▸ Aim
Transcribe the entries exactly; images are not part of the copy.

▸ Data for processing
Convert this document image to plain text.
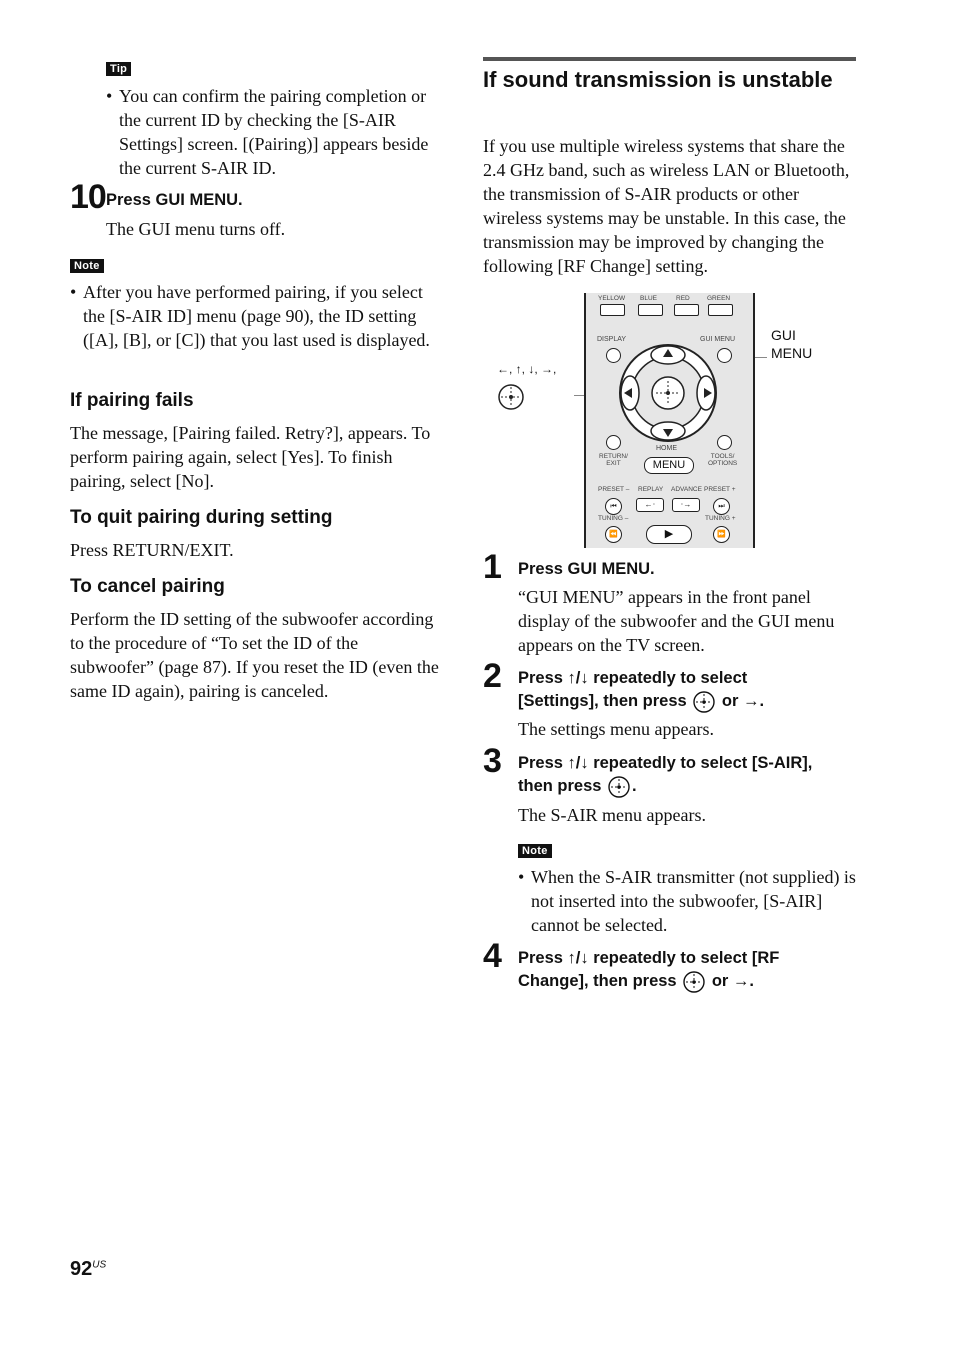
Tip
• You can confirm the pairing completion or the current ID by checking the [S-AIR Settings] screen. [(Pairing)] appears beside the current S-AIR ID.
10 Press GUI MENU.
The GUI menu turns off.
Note
• After you have performed pairing, if you select the [S-AIR ID] menu (page 90), the ID setting ([A], [B], or [C]) that you last used is displayed.
If pairing fails
The message, [Pairing failed. Retry?], appears. To perform pairing again, select [Yes]. To finish pairing, select [No].
To quit pairing during setting
Press RETURN/EXIT.
To cancel pairing
Perform the ID setting of the subwoofer according to the procedure of “To set the ID of the subwoofer” (page 87). If you reset the ID (even the same ID again), pairing is canceled.
If sound transmission is unstable
If you use multiple wireless systems that share the 2.4 GHz band, such as wireless LAN or Bluetooth, the transmission of S-AIR products or other wireless systems may be unstable. In this case, the transmission may be improved by changing the following [RF Change] setting.
←, ↑, ↓, →,
GUI
MENU
YELLOW BLUE	RED	GREEN
DISPLAY	GUI MENU
HOME
RETURN/
EXIT
TOOLS/
OPTIONS
MENU
PRESET – REPLAY ADVANCE PRESET +
⏮	←·	·→	⏭
TUNING –	TUNING +
⏪	▶	⏩
1 Press GUI MENU.
“GUI MENU” appears in the front panel display of the subwoofer and the GUI menu appears on the TV screen.
2 Press ↑/↓ repeatedly to select
[Settings], then press or →.
The settings menu appears.
3 Press ↑/↓ repeatedly to select [S-AIR],
then press .
The S-AIR menu appears.
Note
• When the S-AIR transmitter (not supplied) is not inserted into the subwoofer, [S-AIR] cannot be selected.
4 Press ↑/↓ repeatedly to select [RF
Change], then press or →.
$92^{US}$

▸ Result below
Convert this document image to plain text.
Tip
• You can confirm the pairing completion or the current ID by checking the [S-AIR Settings] screen. [(Pairing)] appears beside the current S-AIR ID.
10 Press GUI MENU.
The GUI menu turns off.
Note
• After you have performed pairing, if you select the [S-AIR ID] menu (page 90), the ID setting ([A], [B], or [C]) that you last used is displayed.
If pairing fails
The message, [Pairing failed. Retry?], appears. To perform pairing again, select [Yes]. To finish pairing, select [No].
To quit pairing during setting
Press RETURN/EXIT.
To cancel pairing
Perform the ID setting of the subwoofer according to the procedure of “To set the ID of the subwoofer” (page 87). If you reset the ID (even the same ID again), pairing is canceled.
If sound transmission is unstable
If you use multiple wireless systems that share the 2.4 GHz band, such as wireless LAN or Bluetooth, the transmission of S-AIR products or other wireless systems may be unstable. In this case, the transmission may be improved by changing the following [RF Change] setting.
←, ↑, ↓, →,
GUI
MENU
YELLOW BLUE	RED	GREEN
DISPLAY	GUI MENU
HOME
RETURN/
EXIT
TOOLS/
OPTIONS
MENU
PRESET – REPLAY ADVANCE PRESET +
⏮	←·	·→	⏭
TUNING –	TUNING +
⏪	▶	⏩
1 Press GUI MENU.
“GUI MENU” appears in the front panel display of the subwoofer and the GUI menu appears on the TV screen.
2 Press ↑/↓ repeatedly to select
[Settings], then press or →.
The settings menu appears.
3 Press ↑/↓ repeatedly to select [S-AIR],
then press .
The S-AIR menu appears.
Note
• When the S-AIR transmitter (not supplied) is not inserted into the subwoofer, [S-AIR] cannot be selected.
4 Press ↑/↓ repeatedly to select [RF
Change], then press or →.
$92^{US}$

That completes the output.